>> Begin EXCERPTED DATA

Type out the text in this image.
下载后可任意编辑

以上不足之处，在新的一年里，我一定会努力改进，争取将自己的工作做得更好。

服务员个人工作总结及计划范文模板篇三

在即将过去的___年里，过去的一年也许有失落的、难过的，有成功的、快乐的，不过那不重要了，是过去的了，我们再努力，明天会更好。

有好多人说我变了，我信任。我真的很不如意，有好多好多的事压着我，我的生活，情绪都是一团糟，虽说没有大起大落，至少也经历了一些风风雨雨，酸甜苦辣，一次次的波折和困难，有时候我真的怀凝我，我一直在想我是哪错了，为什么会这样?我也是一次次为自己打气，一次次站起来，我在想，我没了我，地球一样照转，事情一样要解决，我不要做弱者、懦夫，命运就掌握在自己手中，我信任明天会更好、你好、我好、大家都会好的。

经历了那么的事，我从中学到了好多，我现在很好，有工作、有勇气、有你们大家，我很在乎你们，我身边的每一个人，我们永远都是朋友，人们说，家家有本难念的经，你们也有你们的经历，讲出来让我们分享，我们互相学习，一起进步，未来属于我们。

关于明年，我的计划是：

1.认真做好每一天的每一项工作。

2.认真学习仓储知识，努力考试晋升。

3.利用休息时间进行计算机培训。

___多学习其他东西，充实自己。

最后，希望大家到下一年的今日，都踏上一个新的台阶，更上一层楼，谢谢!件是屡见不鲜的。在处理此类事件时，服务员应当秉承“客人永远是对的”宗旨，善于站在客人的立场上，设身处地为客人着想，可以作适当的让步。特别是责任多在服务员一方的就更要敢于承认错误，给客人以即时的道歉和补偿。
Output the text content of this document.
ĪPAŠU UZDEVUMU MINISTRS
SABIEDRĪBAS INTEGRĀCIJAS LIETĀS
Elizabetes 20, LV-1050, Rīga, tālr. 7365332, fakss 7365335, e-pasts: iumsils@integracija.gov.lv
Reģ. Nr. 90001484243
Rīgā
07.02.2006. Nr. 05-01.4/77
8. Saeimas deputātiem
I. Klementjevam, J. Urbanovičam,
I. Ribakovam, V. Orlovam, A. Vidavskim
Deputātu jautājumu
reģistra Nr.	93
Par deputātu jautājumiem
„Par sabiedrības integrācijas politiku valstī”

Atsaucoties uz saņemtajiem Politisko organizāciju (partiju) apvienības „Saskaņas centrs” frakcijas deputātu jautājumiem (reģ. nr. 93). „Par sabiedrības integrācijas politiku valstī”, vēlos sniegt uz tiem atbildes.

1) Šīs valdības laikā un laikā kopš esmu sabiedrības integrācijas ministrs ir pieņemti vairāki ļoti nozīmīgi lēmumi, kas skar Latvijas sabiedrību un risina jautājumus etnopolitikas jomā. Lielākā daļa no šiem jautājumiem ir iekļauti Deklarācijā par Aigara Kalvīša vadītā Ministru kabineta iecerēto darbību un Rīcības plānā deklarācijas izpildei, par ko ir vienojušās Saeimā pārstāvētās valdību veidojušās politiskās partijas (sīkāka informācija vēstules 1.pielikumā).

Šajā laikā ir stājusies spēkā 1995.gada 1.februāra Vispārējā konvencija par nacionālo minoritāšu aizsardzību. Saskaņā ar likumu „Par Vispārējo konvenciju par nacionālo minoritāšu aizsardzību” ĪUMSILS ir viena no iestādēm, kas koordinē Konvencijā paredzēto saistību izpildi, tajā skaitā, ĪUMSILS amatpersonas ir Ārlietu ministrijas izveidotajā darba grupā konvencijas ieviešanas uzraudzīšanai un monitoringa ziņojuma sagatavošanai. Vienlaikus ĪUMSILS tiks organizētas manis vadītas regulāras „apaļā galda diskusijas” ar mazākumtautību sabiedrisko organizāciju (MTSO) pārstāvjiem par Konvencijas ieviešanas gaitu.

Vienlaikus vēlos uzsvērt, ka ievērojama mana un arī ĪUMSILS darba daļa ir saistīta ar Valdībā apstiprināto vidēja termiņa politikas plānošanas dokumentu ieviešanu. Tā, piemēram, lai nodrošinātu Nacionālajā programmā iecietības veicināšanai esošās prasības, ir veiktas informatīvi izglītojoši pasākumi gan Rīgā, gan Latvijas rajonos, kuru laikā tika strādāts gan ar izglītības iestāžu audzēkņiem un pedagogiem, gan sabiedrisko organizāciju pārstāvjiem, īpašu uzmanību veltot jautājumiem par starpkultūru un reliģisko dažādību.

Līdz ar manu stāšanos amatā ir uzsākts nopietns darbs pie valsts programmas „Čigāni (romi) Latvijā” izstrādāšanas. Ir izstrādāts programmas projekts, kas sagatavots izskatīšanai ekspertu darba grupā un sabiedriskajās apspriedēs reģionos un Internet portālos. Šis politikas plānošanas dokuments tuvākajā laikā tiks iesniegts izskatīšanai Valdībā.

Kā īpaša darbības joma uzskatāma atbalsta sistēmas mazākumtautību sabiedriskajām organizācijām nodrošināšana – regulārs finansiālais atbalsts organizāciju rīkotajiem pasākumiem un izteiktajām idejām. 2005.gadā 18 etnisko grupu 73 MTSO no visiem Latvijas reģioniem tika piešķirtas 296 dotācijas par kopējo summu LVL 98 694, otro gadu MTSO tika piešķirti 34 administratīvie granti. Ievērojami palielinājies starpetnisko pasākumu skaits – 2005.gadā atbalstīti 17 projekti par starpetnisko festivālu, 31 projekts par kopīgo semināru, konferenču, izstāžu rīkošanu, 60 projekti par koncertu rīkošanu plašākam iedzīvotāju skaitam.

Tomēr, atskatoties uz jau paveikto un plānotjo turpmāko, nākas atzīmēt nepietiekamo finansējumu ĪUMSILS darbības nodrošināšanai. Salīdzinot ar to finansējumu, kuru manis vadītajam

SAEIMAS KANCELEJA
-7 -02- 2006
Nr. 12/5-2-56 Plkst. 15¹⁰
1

>> End EXCERPTED DATA

- **AIM**:
Find how many lines in the records contain the string "text", then give the number alone.

- **EXERCISE RESULT**:
2